To be done » Transcribe all of the material exactly.

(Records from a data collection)

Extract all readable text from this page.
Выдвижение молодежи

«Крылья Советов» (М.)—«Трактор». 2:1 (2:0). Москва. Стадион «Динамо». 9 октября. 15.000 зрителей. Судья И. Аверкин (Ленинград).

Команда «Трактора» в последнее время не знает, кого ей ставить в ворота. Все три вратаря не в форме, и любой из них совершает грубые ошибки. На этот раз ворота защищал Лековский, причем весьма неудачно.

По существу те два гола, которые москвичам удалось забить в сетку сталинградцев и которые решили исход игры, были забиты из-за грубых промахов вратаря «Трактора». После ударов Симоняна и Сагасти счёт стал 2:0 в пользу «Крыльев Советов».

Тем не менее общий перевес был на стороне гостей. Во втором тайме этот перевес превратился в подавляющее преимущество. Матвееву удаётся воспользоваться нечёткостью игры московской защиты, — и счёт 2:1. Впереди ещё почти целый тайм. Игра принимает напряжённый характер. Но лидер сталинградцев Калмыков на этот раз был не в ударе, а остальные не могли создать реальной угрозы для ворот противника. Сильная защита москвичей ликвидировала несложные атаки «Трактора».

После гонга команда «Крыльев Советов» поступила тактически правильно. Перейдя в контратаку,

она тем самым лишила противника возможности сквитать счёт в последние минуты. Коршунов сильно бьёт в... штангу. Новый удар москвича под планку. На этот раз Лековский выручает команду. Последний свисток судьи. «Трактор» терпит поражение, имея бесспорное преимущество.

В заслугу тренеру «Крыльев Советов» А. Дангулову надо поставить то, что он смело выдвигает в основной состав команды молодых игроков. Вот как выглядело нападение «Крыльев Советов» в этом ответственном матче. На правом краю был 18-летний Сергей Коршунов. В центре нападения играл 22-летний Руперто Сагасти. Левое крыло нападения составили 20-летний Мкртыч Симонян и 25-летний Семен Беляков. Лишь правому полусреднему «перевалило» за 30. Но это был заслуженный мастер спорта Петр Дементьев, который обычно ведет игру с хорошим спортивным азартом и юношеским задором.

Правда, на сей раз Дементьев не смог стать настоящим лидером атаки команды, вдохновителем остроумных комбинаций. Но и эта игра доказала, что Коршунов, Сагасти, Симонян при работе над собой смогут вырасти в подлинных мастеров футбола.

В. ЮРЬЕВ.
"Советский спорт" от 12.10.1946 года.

Answer below »
Extract all readable text from this page.
Выдвижение молодежи

«Крылья Советов» (М.)—«Трактор». 2:1 (2:0). Москва. Стадион «Динамо». 9 октября. 15.000 зрителей. Судья И. Аверкин (Ленинград).

Команда «Трактора» в последнее время не знает, кого ей ставить в ворота. Все три вратаря не в форме, и любой из них совершает грубые ошибки. На этот раз ворота защищал Лековский, причем весьма неудачно.

По существу те два гола, которые москвичам удалось забить в сетку сталинградцев и которые решили исход игры, были забиты из-за грубых промахов вратаря «Трактора». После ударов Симоняна и Сагасти счёт стал 2:0 в пользу «Крыльев Советов».

Тем не менее общий перевес был на стороне гостей. Во втором тайме этот перевес превратился в подавляющее преимущество. Матвееву удаётся воспользоваться нечёткостью игры московской защиты, — и счёт 2:1. Впереди ещё почти целый тайм. Игра принимает напряжённый характер. Но лидер сталинградцев Калмыков на этот раз был не в ударе, а остальные не могли создать реальной угрозы для ворот противника. Сильная защита москвичей ликвидировала несложные атаки «Трактора».

После гонга команда «Крыльев Советов» поступила тактически правильно. Перейдя в контратаку,

она тем самым лишила противника возможности сквитать счёт в последние минуты. Коршунов сильно бьёт в... штангу. Новый удар москвича под планку. На этот раз Лековский выручает команду. Последний свисток судьи. «Трактор» терпит поражение, имея бесспорное преимущество.

В заслугу тренеру «Крыльев Советов» А. Дангулову надо поставить то, что он смело выдвигает в основной состав команды молодых игроков. Вот как выглядело нападение «Крыльев Советов» в этом ответственном матче. На правом краю был 18-летний Сергей Коршунов. В центре нападения играл 22-летний Руперто Сагасти. Левое крыло нападения составили 20-летний Мкртыч Симонян и 25-летний Семен Беляков. Лишь правому полусреднему «перевалило» за 30. Но это был заслуженный мастер спорта Петр Дементьев, который обычно ведет игру с хорошим спортивным азартом и юношеским задором.

Правда, на сей раз Дементьев не смог стать настоящим лидером атаки команды, вдохновителем остроумных комбинаций. Но и эта игра доказала, что Коршунов, Сагасти, Симонян при работе над собой смогут вырасти в подлинных мастеров футбола.

В. ЮРЬЕВ.
"Советский спорт" от 12.10.1946 года.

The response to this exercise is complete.